### [WHAT YOU SHOULD DO]
Extract every record, exactly as written, and ignore the pictures.

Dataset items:
┄┄┄┄┄┄┄┄┄┄┄┄┄┄┄┄┄┄┄┄

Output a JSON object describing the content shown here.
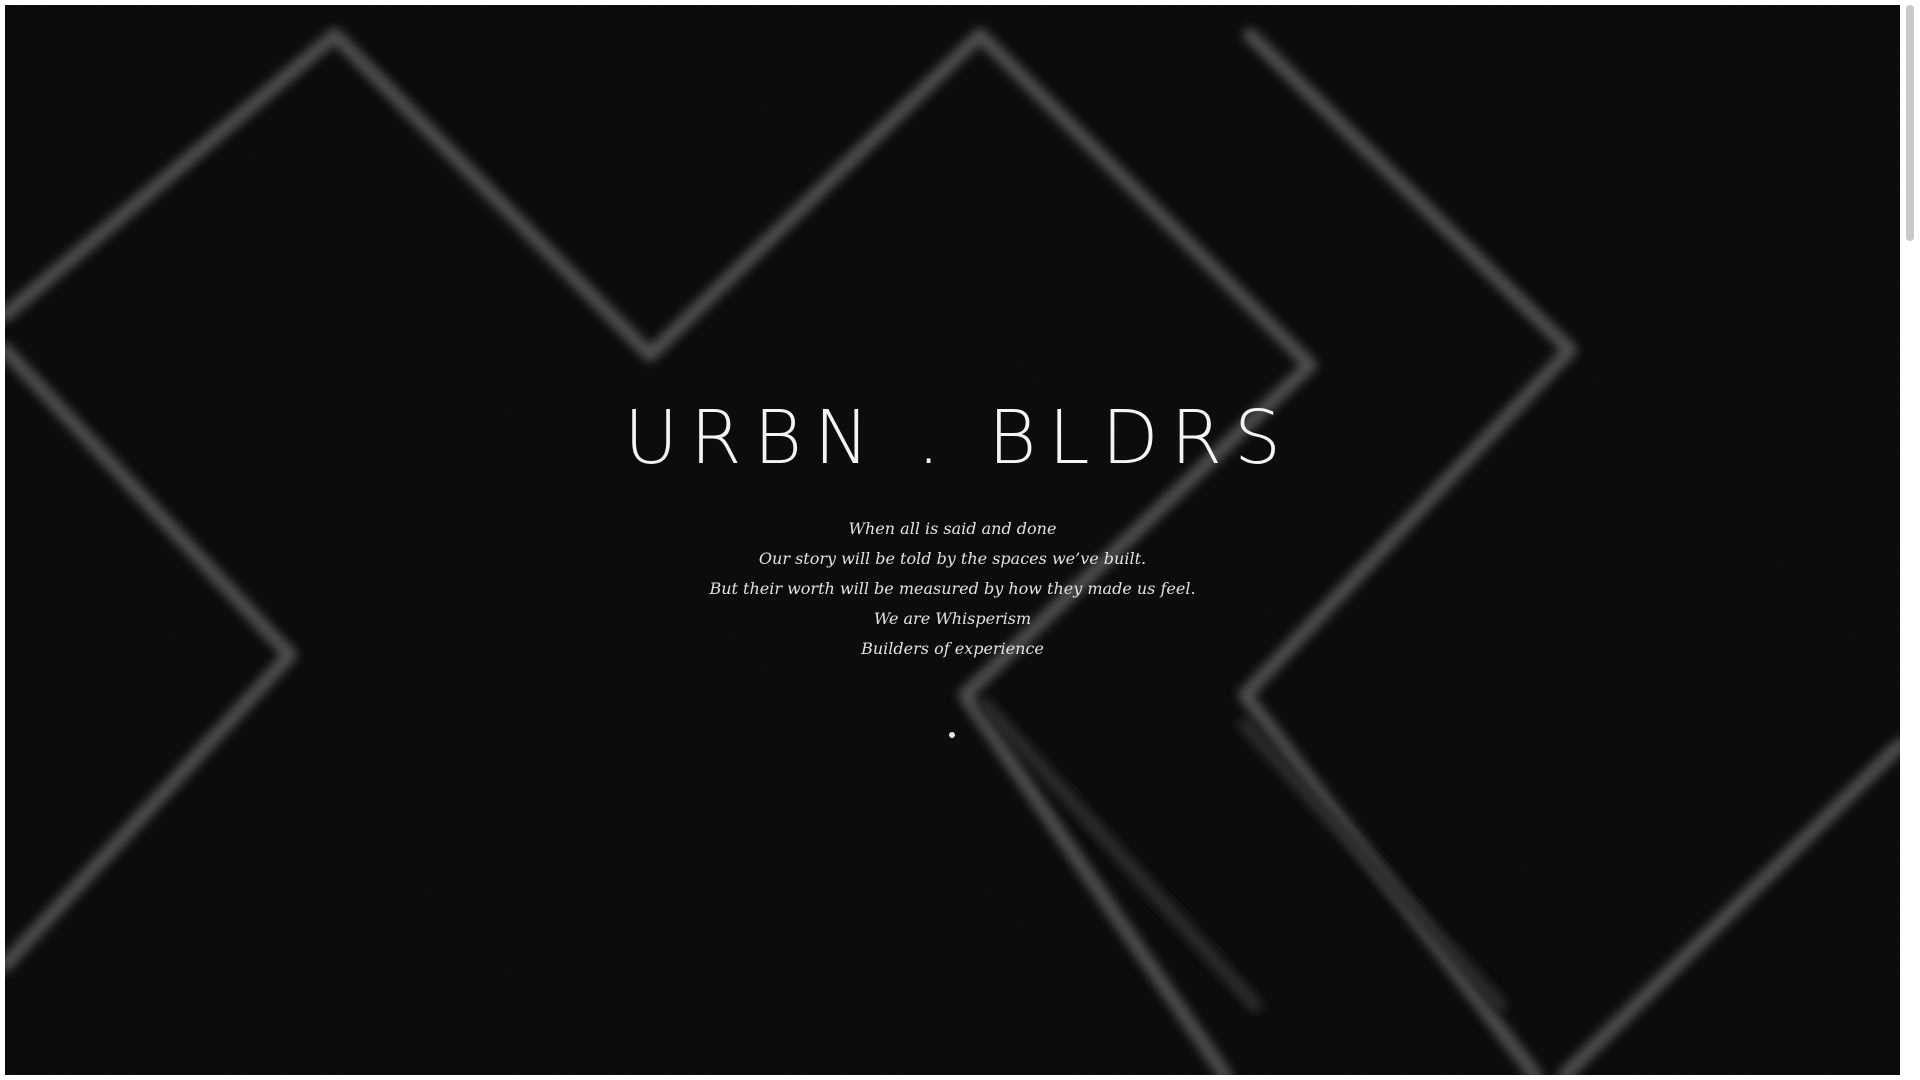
{
  "brand": {
    "logo_text": "URBN . BLDRS"
  },
  "manifesto": {
    "lines": [
      "When all is said and done",
      "Our story will be told by the spaces we’ve built.",
      "But their worth will be measured by how they made us feel.",
      "We are Whisperism",
      "Builders of experience"
    ]
  },
  "colors": {
    "background": "#0b0b0b",
    "text": "#f4f4f4",
    "pattern_stroke": "#5a5a5a"
  },
  "icons": {
    "scroll_indicator": "dot-icon"
  }
}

┄┄┄┄┄┄┄┄┄┄┄┄┄┄┄┄┄┄┄┄

### [WRITTEN RESPONSE]
Output a JSON object describing the content shown here.
{
  "brand": {
    "logo_text": "URBN . BLDRS"
  },
  "manifesto": {
    "lines": [
      "When all is said and done",
      "Our story will be told by the spaces we’ve built.",
      "But their worth will be measured by how they made us feel.",
      "We are Whisperism",
      "Builders of experience"
    ]
  },
  "colors": {
    "background": "#0b0b0b",
    "text": "#f4f4f4",
    "pattern_stroke": "#5a5a5a"
  },
  "icons": {
    "scroll_indicator": "dot-icon"
  }
}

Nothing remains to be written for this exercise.